● Short task
Give the listing again character for character, but drop the images.

[Begin]

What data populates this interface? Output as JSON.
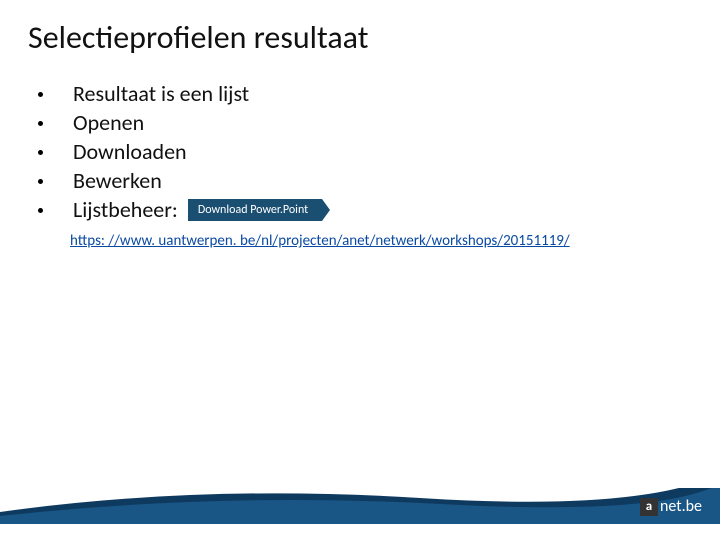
{
  "title": "Selectieprofielen resultaat",
  "bullets": [
    "Resultaat is een lijst",
    "Openen",
    "Downloaden",
    "Bewerken",
    "Lijstbeheer:"
  ],
  "download_button_label": "Download Power.Point",
  "link": {
    "text": "https: //www. uantwerpen. be/nl/projecten/anet/netwerk/workshops/20151119/"
  },
  "logo": {
    "box": "a",
    "text": "net.be"
  }
}
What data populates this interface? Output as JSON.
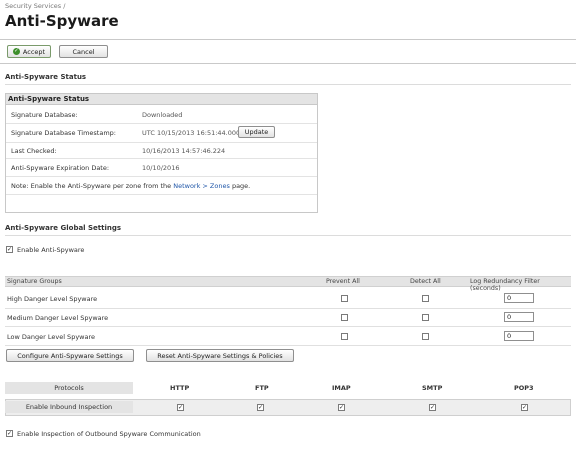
{
  "breadcrumb": "Security Services /",
  "page_title": "Anti-Spyware",
  "toolbar": {
    "accept_label": "Accept",
    "cancel_label": "Cancel"
  },
  "status_section": {
    "title": "Anti-Spyware Status",
    "box_title": "Anti-Spyware Status",
    "rows": [
      {
        "label": "Signature Database:",
        "value": "Downloaded"
      },
      {
        "label": "Signature Database Timestamp:",
        "value": "UTC 10/15/2013 16:51:44.000",
        "button": "Update"
      },
      {
        "label": "Last Checked:",
        "value": "10/16/2013 14:57:46.224"
      },
      {
        "label": "Anti-Spyware Expiration Date:",
        "value": "10/10/2016"
      }
    ],
    "note_prefix": "Note: Enable the Anti-Spyware per zone from the ",
    "note_link": "Network > Zones",
    "note_suffix": " page."
  },
  "global_settings": {
    "title": "Anti-Spyware Global Settings",
    "enable_label": "Enable Anti-Spyware",
    "enable_checked": true
  },
  "signature_groups": {
    "columns": [
      "Signature Groups",
      "Prevent All",
      "Detect All",
      "Log Redundancy Filter (seconds)"
    ],
    "rows": [
      {
        "name": "High Danger Level Spyware",
        "prevent": false,
        "detect": false,
        "filter": "0"
      },
      {
        "name": "Medium Danger Level Spyware",
        "prevent": false,
        "detect": false,
        "filter": "0"
      },
      {
        "name": "Low Danger Level Spyware",
        "prevent": false,
        "detect": false,
        "filter": "0"
      }
    ],
    "configure_button": "Configure Anti-Spyware Settings",
    "reset_button": "Reset Anti-Spyware Settings & Policies"
  },
  "protocols": {
    "header_label": "Protocols",
    "names": [
      "HTTP",
      "FTP",
      "IMAP",
      "SMTP",
      "POP3"
    ],
    "row_label": "Enable Inbound Inspection",
    "checked": [
      true,
      true,
      true,
      true,
      true
    ]
  },
  "outbound": {
    "label": "Enable Inspection of Outbound Spyware Communication",
    "checked": true
  },
  "colors": {
    "link": "#1f56a8",
    "accept_icon": "#3d8f2b",
    "header_bg": "#e4e4e4"
  }
}
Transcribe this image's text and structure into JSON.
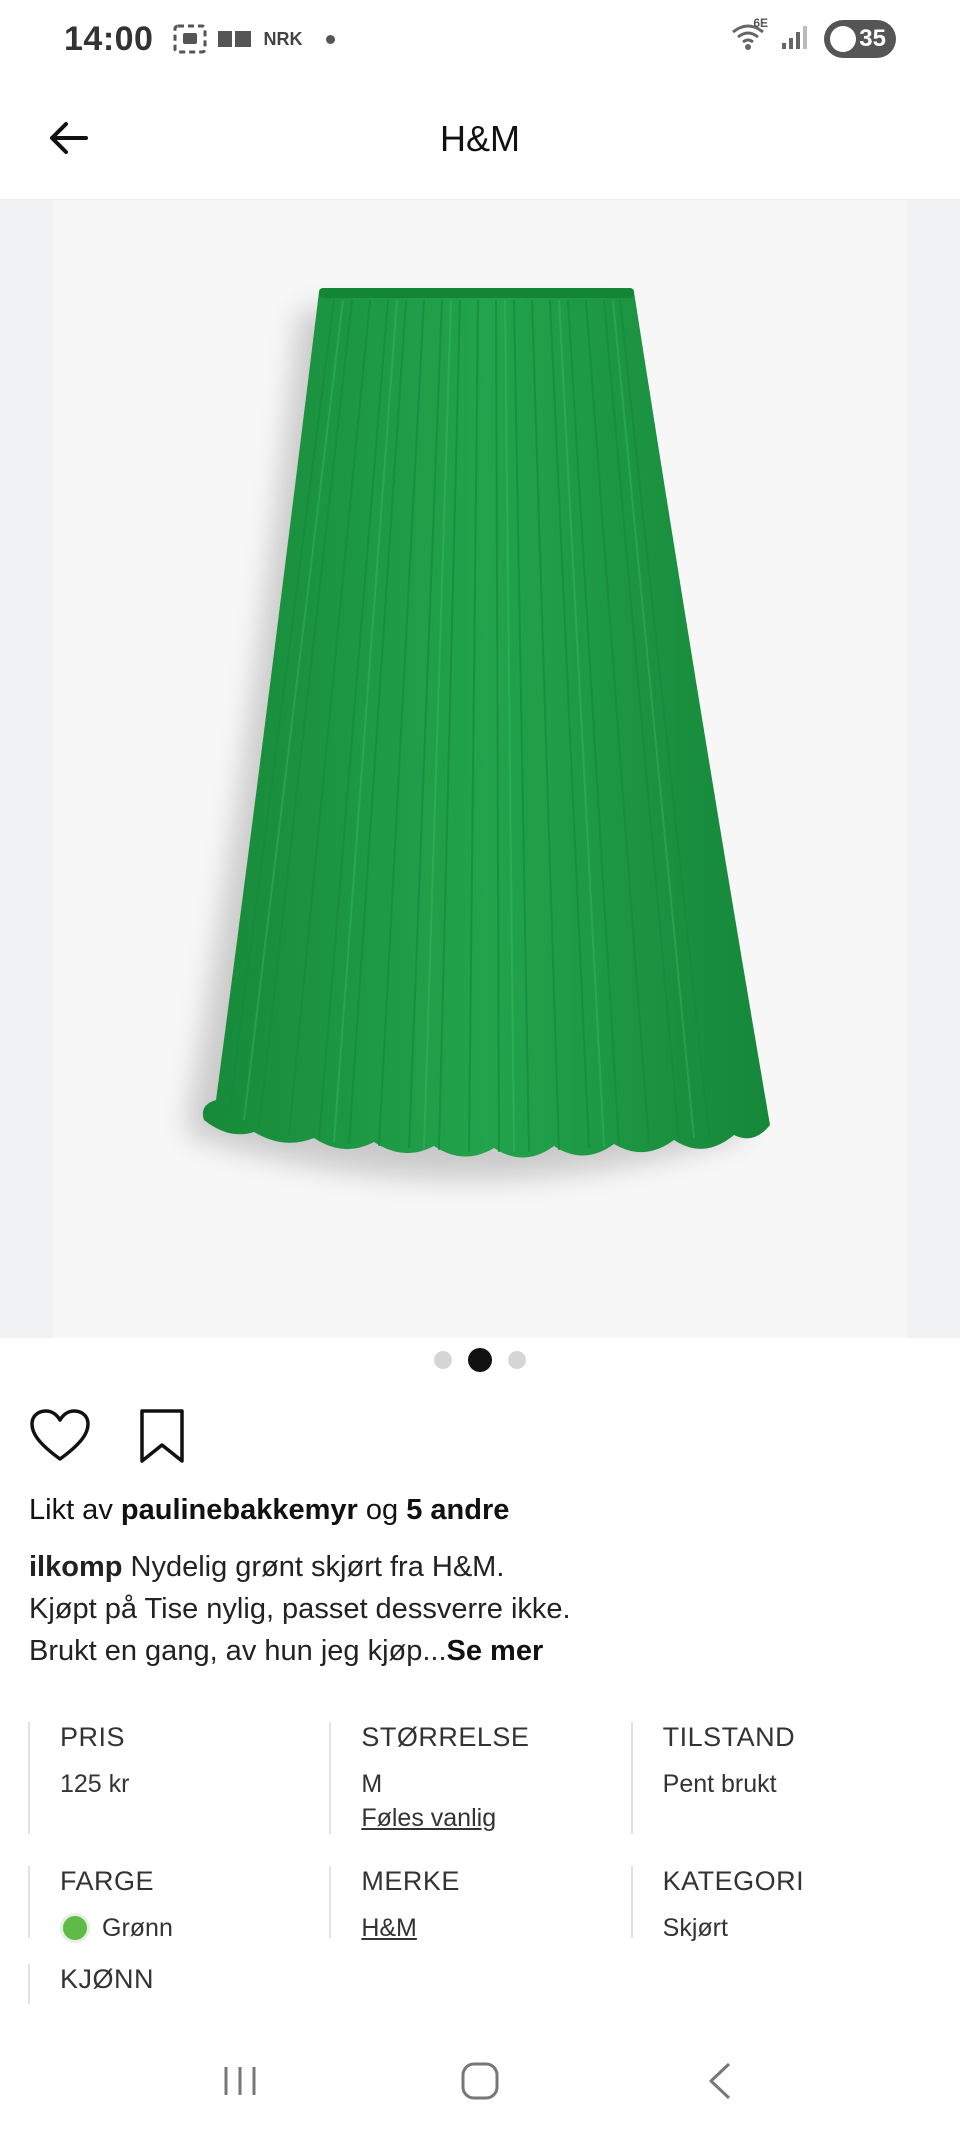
{
  "status_bar": {
    "time": "14:00",
    "notif_text": "NRK",
    "network_label": "6E",
    "battery": "35"
  },
  "app_bar": {
    "title": "H&M"
  },
  "product_image": {
    "alt": "Green pleated skirt",
    "skirt_color": "#1f9a45",
    "page_count": 3,
    "active_page": 2
  },
  "actions": {
    "like_icon": "heart-icon",
    "save_icon": "bookmark-icon"
  },
  "likes": {
    "prefix": "Likt av",
    "user": "paulinebakkemyr",
    "joiner": "og",
    "others": "5 andre"
  },
  "caption": {
    "author": "ilkomp",
    "line1": "Nydelig grønt skjørt fra H&M.",
    "line2": "Kjøpt på Tise nylig, passet dessverre ikke.",
    "line3": "Brukt en gang, av hun jeg kjøp...",
    "see_more": "Se mer"
  },
  "details": {
    "pris": {
      "label": "PRIS",
      "value": "125 kr"
    },
    "storrelse": {
      "label": "STØRRELSE",
      "value": "M",
      "link": "Føles vanlig"
    },
    "tilstand": {
      "label": "TILSTAND",
      "value": "Pent brukt"
    },
    "farge": {
      "label": "FARGE",
      "value": "Grønn",
      "swatch": "#5dbb46"
    },
    "merke": {
      "label": "MERKE",
      "value": "H&M"
    },
    "kategori": {
      "label": "KATEGORI",
      "value": "Skjørt"
    },
    "kjonn": {
      "label": "KJØNN"
    }
  },
  "nav_bar": {
    "recents_icon": "recents-icon",
    "home_icon": "home-icon",
    "back_icon": "back-icon"
  }
}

[End]

● The output
What data populates this interface? Output as JSON.
{
  "title": "Selectieprofielen resultaat",
  "bullets": [
    "Resultaat is een lijst",
    "Openen",
    "Downloaden",
    "Bewerken",
    "Lijstbeheer:"
  ],
  "download_button_label": "Download Power.Point",
  "link": {
    "text": "https: //www. uantwerpen. be/nl/projecten/anet/netwerk/workshops/20151119/"
  },
  "logo": {
    "box": "a",
    "text": "net.be"
  }
}
What data populates this interface? Output as JSON.
{
  "breadcrumb": "Security Services /",
  "page_title": "Anti-Spyware",
  "toolbar": {
    "accept_label": "Accept",
    "cancel_label": "Cancel"
  },
  "status_section": {
    "title": "Anti-Spyware Status",
    "box_title": "Anti-Spyware Status",
    "rows": [
      {
        "label": "Signature Database:",
        "value": "Downloaded"
      },
      {
        "label": "Signature Database Timestamp:",
        "value": "UTC 10/15/2013 16:51:44.000",
        "button": "Update"
      },
      {
        "label": "Last Checked:",
        "value": "10/16/2013 14:57:46.224"
      },
      {
        "label": "Anti-Spyware Expiration Date:",
        "value": "10/10/2016"
      }
    ],
    "note_prefix": "Note: Enable the Anti-Spyware per zone from the ",
    "note_link": "Network > Zones",
    "note_suffix": " page."
  },
  "global_settings": {
    "title": "Anti-Spyware Global Settings",
    "enable_label": "Enable Anti-Spyware",
    "enable_checked": true
  },
  "signature_groups": {
    "columns": [
      "Signature Groups",
      "Prevent All",
      "Detect All",
      "Log Redundancy Filter (seconds)"
    ],
    "rows": [
      {
        "name": "High Danger Level Spyware",
        "prevent": false,
        "detect": false,
        "filter": "0"
      },
      {
        "name": "Medium Danger Level Spyware",
        "prevent": false,
        "detect": false,
        "filter": "0"
      },
      {
        "name": "Low Danger Level Spyware",
        "prevent": false,
        "detect": false,
        "filter": "0"
      }
    ],
    "configure_button": "Configure Anti-Spyware Settings",
    "reset_button": "Reset Anti-Spyware Settings & Policies"
  },
  "protocols": {
    "header_label": "Protocols",
    "names": [
      "HTTP",
      "FTP",
      "IMAP",
      "SMTP",
      "POP3"
    ],
    "row_label": "Enable Inbound Inspection",
    "checked": [
      true,
      true,
      true,
      true,
      true
    ]
  },
  "outbound": {
    "label": "Enable Inspection of Outbound Spyware Communication",
    "checked": true
  },
  "colors": {
    "link": "#1f56a8",
    "accept_icon": "#3d8f2b",
    "header_bg": "#e4e4e4"
  }
}
Transcribe this image's text and structure into JSON.
{
  "status_bar": {
    "time": "14:00",
    "notif_text": "NRK",
    "network_label": "6E",
    "battery": "35"
  },
  "app_bar": {
    "title": "H&M"
  },
  "product_image": {
    "alt": "Green pleated skirt",
    "skirt_color": "#1f9a45",
    "page_count": 3,
    "active_page": 2
  },
  "actions": {
    "like_icon": "heart-icon",
    "save_icon": "bookmark-icon"
  },
  "likes": {
    "prefix": "Likt av",
    "user": "paulinebakkemyr",
    "joiner": "og",
    "others": "5 andre"
  },
  "caption": {
    "author": "ilkomp",
    "line1": "Nydelig grønt skjørt fra H&M.",
    "line2": "Kjøpt på Tise nylig, passet dessverre ikke.",
    "line3": "Brukt en gang, av hun jeg kjøp...",
    "see_more": "Se mer"
  },
  "details": {
    "pris": {
      "label": "PRIS",
      "value": "125 kr"
    },
    "storrelse": {
      "label": "STØRRELSE",
      "value": "M",
      "link": "Føles vanlig"
    },
    "tilstand": {
      "label": "TILSTAND",
      "value": "Pent brukt"
    },
    "farge": {
      "label": "FARGE",
      "value": "Grønn",
      "swatch": "#5dbb46"
    },
    "merke": {
      "label": "MERKE",
      "value": "H&M"
    },
    "kategori": {
      "label": "KATEGORI",
      "value": "Skjørt"
    },
    "kjonn": {
      "label": "KJØNN"
    }
  },
  "nav_bar": {
    "recents_icon": "recents-icon",
    "home_icon": "home-icon",
    "back_icon": "back-icon"
  }
}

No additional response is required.